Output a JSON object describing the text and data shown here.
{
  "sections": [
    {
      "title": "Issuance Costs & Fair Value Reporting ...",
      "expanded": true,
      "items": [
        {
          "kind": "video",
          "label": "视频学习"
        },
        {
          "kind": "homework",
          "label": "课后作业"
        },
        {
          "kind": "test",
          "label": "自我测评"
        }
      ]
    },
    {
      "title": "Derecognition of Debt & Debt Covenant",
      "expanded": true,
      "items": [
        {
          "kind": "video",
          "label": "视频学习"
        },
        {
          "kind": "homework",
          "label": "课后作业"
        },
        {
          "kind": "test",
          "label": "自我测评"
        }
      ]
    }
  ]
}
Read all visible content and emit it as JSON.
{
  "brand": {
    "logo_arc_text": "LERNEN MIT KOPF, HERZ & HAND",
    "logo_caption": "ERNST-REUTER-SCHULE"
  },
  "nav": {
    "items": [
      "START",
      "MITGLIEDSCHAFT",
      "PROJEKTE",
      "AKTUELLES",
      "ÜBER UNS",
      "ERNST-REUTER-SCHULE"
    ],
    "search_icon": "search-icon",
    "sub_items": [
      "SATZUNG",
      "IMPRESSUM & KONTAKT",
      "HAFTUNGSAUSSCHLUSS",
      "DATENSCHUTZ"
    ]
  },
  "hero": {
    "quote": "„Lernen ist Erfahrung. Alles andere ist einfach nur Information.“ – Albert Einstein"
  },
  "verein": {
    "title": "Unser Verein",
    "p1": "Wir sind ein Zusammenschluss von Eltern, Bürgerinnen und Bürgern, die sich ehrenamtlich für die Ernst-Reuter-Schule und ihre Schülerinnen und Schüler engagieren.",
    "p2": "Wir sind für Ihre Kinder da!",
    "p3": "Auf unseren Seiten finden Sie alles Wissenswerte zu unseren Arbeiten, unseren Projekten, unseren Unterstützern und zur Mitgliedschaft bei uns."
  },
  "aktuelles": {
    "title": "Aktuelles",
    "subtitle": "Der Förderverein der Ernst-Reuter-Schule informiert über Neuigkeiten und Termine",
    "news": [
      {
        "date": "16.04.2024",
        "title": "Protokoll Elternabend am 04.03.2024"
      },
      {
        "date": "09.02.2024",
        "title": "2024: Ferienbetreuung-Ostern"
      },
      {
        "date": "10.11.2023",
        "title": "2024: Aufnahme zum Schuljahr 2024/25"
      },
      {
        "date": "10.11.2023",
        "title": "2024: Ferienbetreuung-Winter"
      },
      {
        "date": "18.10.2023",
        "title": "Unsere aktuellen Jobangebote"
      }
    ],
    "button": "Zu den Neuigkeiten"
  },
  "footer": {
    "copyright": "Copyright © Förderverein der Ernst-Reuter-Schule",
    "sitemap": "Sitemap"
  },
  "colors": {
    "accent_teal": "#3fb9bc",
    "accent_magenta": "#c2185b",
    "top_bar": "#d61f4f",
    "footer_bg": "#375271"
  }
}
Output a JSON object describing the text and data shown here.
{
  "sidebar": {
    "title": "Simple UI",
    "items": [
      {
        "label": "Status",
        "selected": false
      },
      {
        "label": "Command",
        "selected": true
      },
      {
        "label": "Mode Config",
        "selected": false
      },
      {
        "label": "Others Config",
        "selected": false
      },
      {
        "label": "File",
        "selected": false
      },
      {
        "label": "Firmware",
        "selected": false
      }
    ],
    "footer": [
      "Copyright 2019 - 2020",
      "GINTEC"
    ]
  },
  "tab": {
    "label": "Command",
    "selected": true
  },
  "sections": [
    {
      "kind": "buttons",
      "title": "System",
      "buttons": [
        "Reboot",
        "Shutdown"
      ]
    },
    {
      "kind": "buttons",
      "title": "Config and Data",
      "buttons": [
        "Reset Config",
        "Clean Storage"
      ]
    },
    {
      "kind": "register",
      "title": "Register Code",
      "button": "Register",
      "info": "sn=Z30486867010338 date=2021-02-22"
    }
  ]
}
# # # # # # #
Request: Write out every entry verbatim.

Problem solution:
Output a JSON object describing the text and data shown here.
{
  "sections": [
    {
      "title": "Issuance Costs & Fair Value Reporting ...",
      "expanded": true,
      "items": [
        {
          "kind": "video",
          "label": "视频学习"
        },
        {
          "kind": "homework",
          "label": "课后作业"
        },
        {
          "kind": "test",
          "label": "自我测评"
        }
      ]
    },
    {
      "title": "Derecognition of Debt & Debt Covenant",
      "expanded": true,
      "items": [
        {
          "kind": "video",
          "label": "视频学习"
        },
        {
          "kind": "homework",
          "label": "课后作业"
        },
        {
          "kind": "test",
          "label": "自我测评"
        }
      ]
    }
  ]
}
Read all visible content and emit it as JSON.
{
  "brand": {
    "logo_arc_text": "LERNEN MIT KOPF, HERZ & HAND",
    "logo_caption": "ERNST-REUTER-SCHULE"
  },
  "nav": {
    "items": [
      "START",
      "MITGLIEDSCHAFT",
      "PROJEKTE",
      "AKTUELLES",
      "ÜBER UNS",
      "ERNST-REUTER-SCHULE"
    ],
    "search_icon": "search-icon",
    "sub_items": [
      "SATZUNG",
      "IMPRESSUM & KONTAKT",
      "HAFTUNGSAUSSCHLUSS",
      "DATENSCHUTZ"
    ]
  },
  "hero": {
    "quote": "„Lernen ist Erfahrung. Alles andere ist einfach nur Information.“ – Albert Einstein"
  },
  "verein": {
    "title": "Unser Verein",
    "p1": "Wir sind ein Zusammenschluss von Eltern, Bürgerinnen und Bürgern, die sich ehrenamtlich für die Ernst-Reuter-Schule und ihre Schülerinnen und Schüler engagieren.",
    "p2": "Wir sind für Ihre Kinder da!",
    "p3": "Auf unseren Seiten finden Sie alles Wissenswerte zu unseren Arbeiten, unseren Projekten, unseren Unterstützern und zur Mitgliedschaft bei uns."
  },
  "aktuelles": {
    "title": "Aktuelles",
    "subtitle": "Der Förderverein der Ernst-Reuter-Schule informiert über Neuigkeiten und Termine",
    "news": [
      {
        "date": "16.04.2024",
        "title": "Protokoll Elternabend am 04.03.2024"
      },
      {
        "date": "09.02.2024",
        "title": "2024: Ferienbetreuung-Ostern"
      },
      {
        "date": "10.11.2023",
        "title": "2024: Aufnahme zum Schuljahr 2024/25"
      },
      {
        "date": "10.11.2023",
        "title": "2024: Ferienbetreuung-Winter"
      },
      {
        "date": "18.10.2023",
        "title": "Unsere aktuellen Jobangebote"
      }
    ],
    "button": "Zu den Neuigkeiten"
  },
  "footer": {
    "copyright": "Copyright © Förderverein der Ernst-Reuter-Schule",
    "sitemap": "Sitemap"
  },
  "colors": {
    "accent_teal": "#3fb9bc",
    "accent_magenta": "#c2185b",
    "top_bar": "#d61f4f",
    "footer_bg": "#375271"
  }
}
Output a JSON object describing the text and data shown here.
{
  "sidebar": {
    "title": "Simple UI",
    "items": [
      {
        "label": "Status",
        "selected": false
      },
      {
        "label": "Command",
        "selected": true
      },
      {
        "label": "Mode Config",
        "selected": false
      },
      {
        "label": "Others Config",
        "selected": false
      },
      {
        "label": "File",
        "selected": false
      },
      {
        "label": "Firmware",
        "selected": false
      }
    ],
    "footer": [
      "Copyright 2019 - 2020",
      "GINTEC"
    ]
  },
  "tab": {
    "label": "Command",
    "selected": true
  },
  "sections": [
    {
      "kind": "buttons",
      "title": "System",
      "buttons": [
        "Reboot",
        "Shutdown"
      ]
    },
    {
      "kind": "buttons",
      "title": "Config and Data",
      "buttons": [
        "Reset Config",
        "Clean Storage"
      ]
    },
    {
      "kind": "register",
      "title": "Register Code",
      "button": "Register",
      "info": "sn=Z30486867010338 date=2021-02-22"
    }
  ]
}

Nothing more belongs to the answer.